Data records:
********
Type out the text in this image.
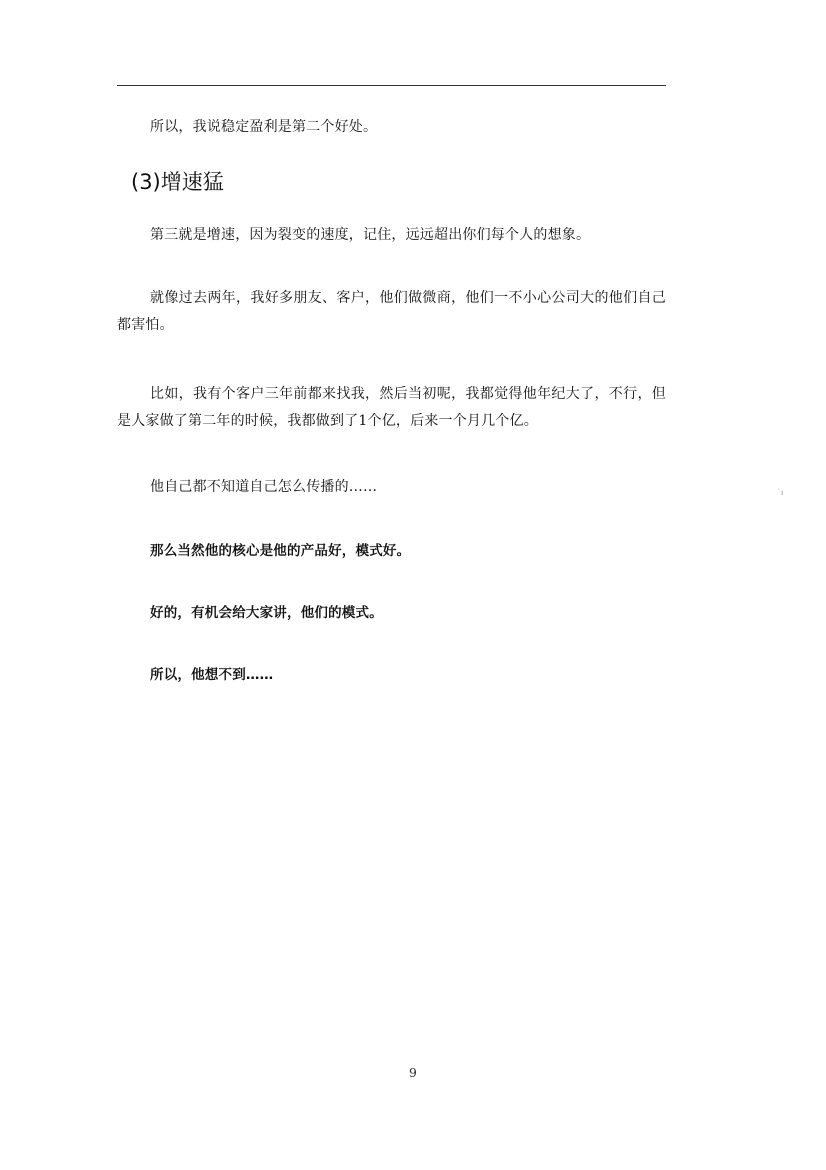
所以，我说稳定盈利是第二个好处。

(3)增速猛

第三就是增速，因为裂变的速度，记住，远远超出你们每个人的想象。

就像过去两年，我好多朋友、客户，他们做微商，他们一不小心公司大的他们自己都害怕。

比如，我有个客户三年前都来找我，然后当初呢，我都觉得他年纪大了，不行，但是人家做了第二年的时候，我都做到了1个亿，后来一个月几个亿。

他自己都不知道自己怎么传播的……

那么当然他的核心是他的产品好，模式好。

好的，有机会给大家讲，他们的模式。

所以，他想不到……

˙ı
9
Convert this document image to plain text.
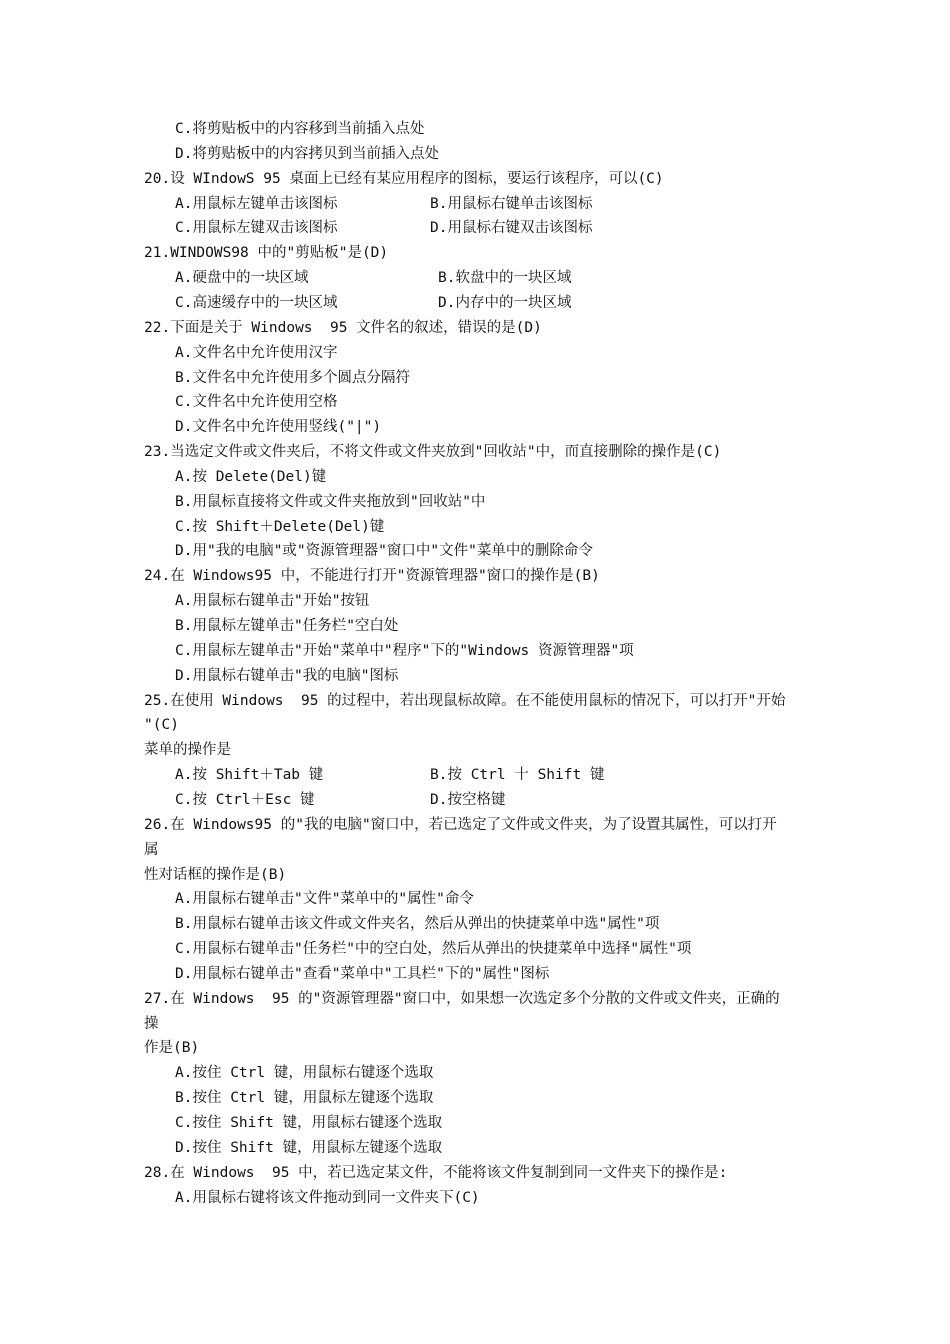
C.将剪贴板中的内容移到当前插入点处
D.将剪贴板中的内容拷贝到当前插入点处
20.设 WIndowS 95 桌面上已经有某应用程序的图标，要运行该程序，可以(C)
A.用鼠标左键单击该图标	B.用鼠标右键单击该图标
C.用鼠标左键双击该图标	D.用鼠标右键双击该图标
21.WINDOWS98 中的"剪贴板"是(D)
A.硬盘中的一块区域	B.软盘中的一块区域
C.高速缓存中的一块区域	D.内存中的一块区域
22.下面是关于 Windows  95 文件名的叙述，错误的是(D)
A.文件名中允许使用汉字
B.文件名中允许使用多个圆点分隔符
C.文件名中允许使用空格
D.文件名中允许使用竖线("|")
23.当选定文件或文件夹后，不将文件或文件夹放到"回收站"中，而直接删除的操作是(C)
A.按 Delete(Del)键
B.用鼠标直接将文件或文件夹拖放到"回收站"中
C.按 Shift＋Delete(Del)键
D.用"我的电脑"或"资源管理器"窗口中"文件"菜单中的删除命令
24.在 Windows95 中，不能进行打开"资源管理器"窗口的操作是(B)
A.用鼠标右键单击"开始"按钮
B.用鼠标左键单击"任务栏"空白处
C.用鼠标左键单击"开始"菜单中"程序"下的"Windows 资源管理器"项
D.用鼠标右键单击"我的电脑"图标
25.在使用 Windows  95 的过程中，若出现鼠标故障。在不能使用鼠标的情况下，可以打开"开始
"(C)
菜单的操作是
A.按 Shift＋Tab 键	B.按 Ctrl 十 Shift 键
C.按 Ctrl＋Esc 键	D.按空格键
26.在 Windows95 的"我的电脑"窗口中，若已选定了文件或文件夹，为了设置其属性，可以打开
属
性对话框的操作是(B)
A.用鼠标右键单击"文件"菜单中的"属性"命令
B.用鼠标右键单击该文件或文件夹名，然后从弹出的快捷菜单中选"属性"项
C.用鼠标右键单击"任务栏"中的空白处，然后从弹出的快捷菜单中选择"属性"项
D.用鼠标右键单击"查看"菜单中"工具栏"下的"属性"图标
27.在 Windows  95 的"资源管理器"窗口中，如果想一次选定多个分散的文件或文件夹，正确的
操
作是(B)
A.按住 Ctrl 键，用鼠标右键逐个选取
B.按住 Ctrl 键，用鼠标左键逐个选取
C.按住 Shift 键，用鼠标右键逐个选取
D.按住 Shift 键，用鼠标左键逐个选取
28.在 Windows  95 中，若已选定某文件，不能将该文件复制到同一文件夹下的操作是:
A.用鼠标右键将该文件拖动到同一文件夹下(C)
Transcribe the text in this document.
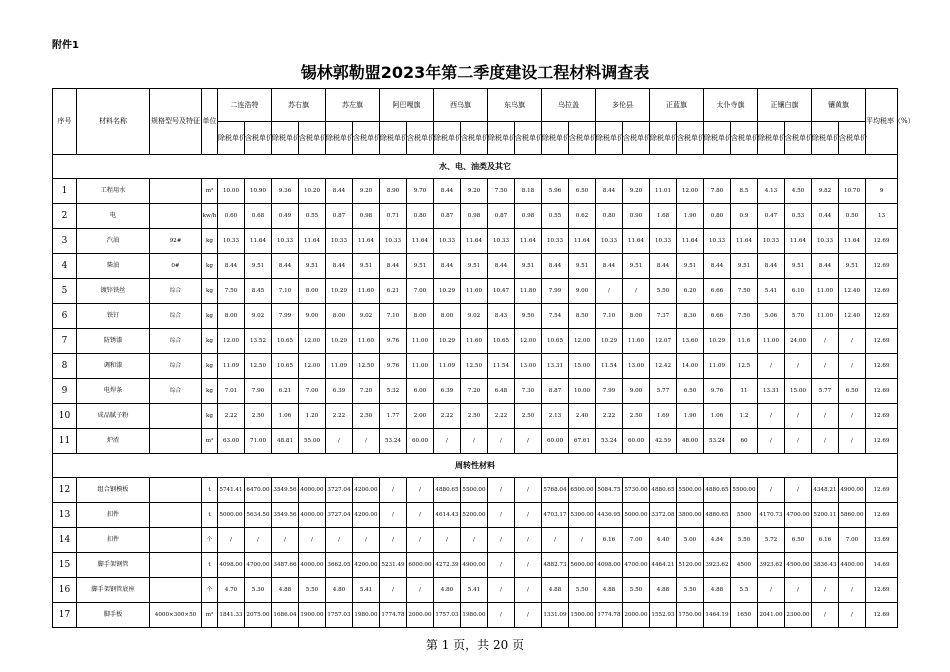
附件1
锡林郭勒盟2023年第二季度建设工程材料调查表
序号	材料名称	规格型号及特征	单位	二连浩特		苏右旗		苏左旗		阿巴嘎旗		西乌旗		东乌旗		乌拉盖		多伦县		正蓝旗		太仆寺旗		正镶白旗		镶黄旗		平均税率（%）
				除税单价	含税单价	除税单价	含税单价	除税单价	含税单价	除税单价	含税单价	除税单价	含税单价	除税单价	含税单价	除税单价	含税单价	除税单价	含税单价	除税单价	含税单价	除税单价	含税单价	除税单价	含税单价	除税单价	含税单价	
水、电、油类及其它																												
1	工程用水		m³	10.00	10.90	9.36	10.20	8.44	9.20	8.90	9.70	8.44	9.20	7.50	8.18	5.96	6.50	8.44	9.20	11.01	12.00	7.80	8.5	4.13	4.50	9.82	10.70	9
2	电		kw/h	0.60	0.68	0.49	0.55	0.87	0.98	0.71	0.80	0.87	0.98	0.87	0.98	0.55	0.62	0.80	0.90	1.68	1.90	0.80	0.9	0.47	0.53	0.44	0.50	13
3	汽油	92#	kg	10.33	11.64	10.33	11.64	10.33	11.64	10.33	11.64	10.33	11.64	10.33	11.64	10.33	11.64	10.33	11.64	10.33	11.64	10.33	11.64	10.33	11.64	10.33	11.64	12.69
4	柴油	0#	kg	8.44	9.51	8.44	9.51	8.44	9.51	8.44	9.51	8.44	9.51	8.44	9.51	8.44	9.51	8.44	9.51	8.44	9.51	8.44	9.51	8.44	9.51	8.44	9.51	12.69
5	镀锌铁丝	综合	kg	7.50	8.45	7.10	8.00	10.29	11.60	6.21	7.00	10.29	11.60	10.47	11.80	7.99	9.00	/	/	5.50	6.20	6.66	7.50	5.41	6.10	11.00	12.40	12.69
6	铁钉	综合	kg	8.00	9.02	7.99	9.00	8.00	9.02	7.10	8.00	8.00	9.02	8.43	9.50	7.54	8.50	7.10	8.00	7.37	8.30	6.66	7.50	5.06	5.70	11.00	12.40	12.69
7	防锈漆	综合	kg	12.00	13.52	10.65	12.00	10.29	11.60	9.76	11.00	10.29	11.60	10.65	12.00	10.65	12.00	10.29	11.60	12.07	13.60	10.29	11.6	11.00	24.00	/	/	12.69
8	调和漆	综合	kg	11.09	12.50	10.65	12.00	11.09	12.50	9.76	11.00	11.09	12.50	11.54	13.00	13.31	15.00	11.54	13.00	12.42	14.00	11.09	12.5	/	/	/	/	12.69
9	电焊条	综合	kg	7.01	7.90	6.21	7.00	6.39	7.20	5.32	6.00	6.39	7.20	6.48	7.30	8.87	10.00	7.99	9.00	5.77	6.50	9.76	11	13.31	15.00	5.77	6.50	12.69
10	成品腻子粉		kg	2.22	2.50	1.06	1.20	2.22	2.50	1.77	2.00	2.22	2.50	2.22	2.50	2.13	2.40	2.22	2.50	1.69	1.90	1.06	1.2	/	/	/	/	12.69
11	炉渣		m³	63.00	71.00	48.81	55.00	/	/	53.24	60.00	/	/	/	/	60.00	67.61	53.24	60.00	42.59	48.00	53.24	60	/	/	/	/	12.69
周转性材料																												
12	组合钢模板		t	5741.41	6470.00	3549.56	4000.00	3727.04	4200.00	/	/	4880.65	5500.00	/	/	5768.04	6500.00	5084.75	5730.00	4880.65	5500.00	4880.65	5500.00	/	/	4348.21	4900.00	12.69
13	扣件		t	5000.00	5634.50	3549.56	4000.00	3727.04	4200.00	/	/	4614.43	5200.00	/	/	4703.17	5300.00	4436.95	5000.00	3372.08	3800.00	4880.65	5500	4170.73	4700.00	5200.11	5860.00	12.69
14	扣件		个	/	/	/	/	/	/	/	/	/	/	/	/	/	/	6.16	7.00	4.40	5.00	4.84	5.50	5.72	6.50	6.16	7.00	13.69
15	脚手架钢管		t	4098.00	4700.00	3487.66	4000.00	3662.05	4200.00	5231.49	6000.00	4272.39	4900.00	/	/	4882.73	5600.00	4098.00	4700.00	4464.21	5120.00	3923.62	4500	3923.62	4500.00	3836.43	4400.00	14.69
16	脚手架钢管底座		个	4.70	5.30	4.88	5.50	4.80	5.41	/	/	4.80	5.41	/	/	4.88	5.50	4.88	5.50	4.88	5.50	4.88	5.5	/	/	/	/	12.69
17	脚手板	4000×300×50	m³	1841.33	2075.00	1686.04	1900.00	1757.03	1980.00	1774.78	2000.00	1757.03	1980.00	/	/	1331.09	1500.00	1774.78	2000.00	1552.93	1750.00	1464.19	1650	2041.00	2300.00	/	/	12.69
第 1 页，共 20 页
********
Instructions to follow: Identify and list each line with the word "image".

Result of the task:
Type out the text in this image.
Convert this document image to plain text.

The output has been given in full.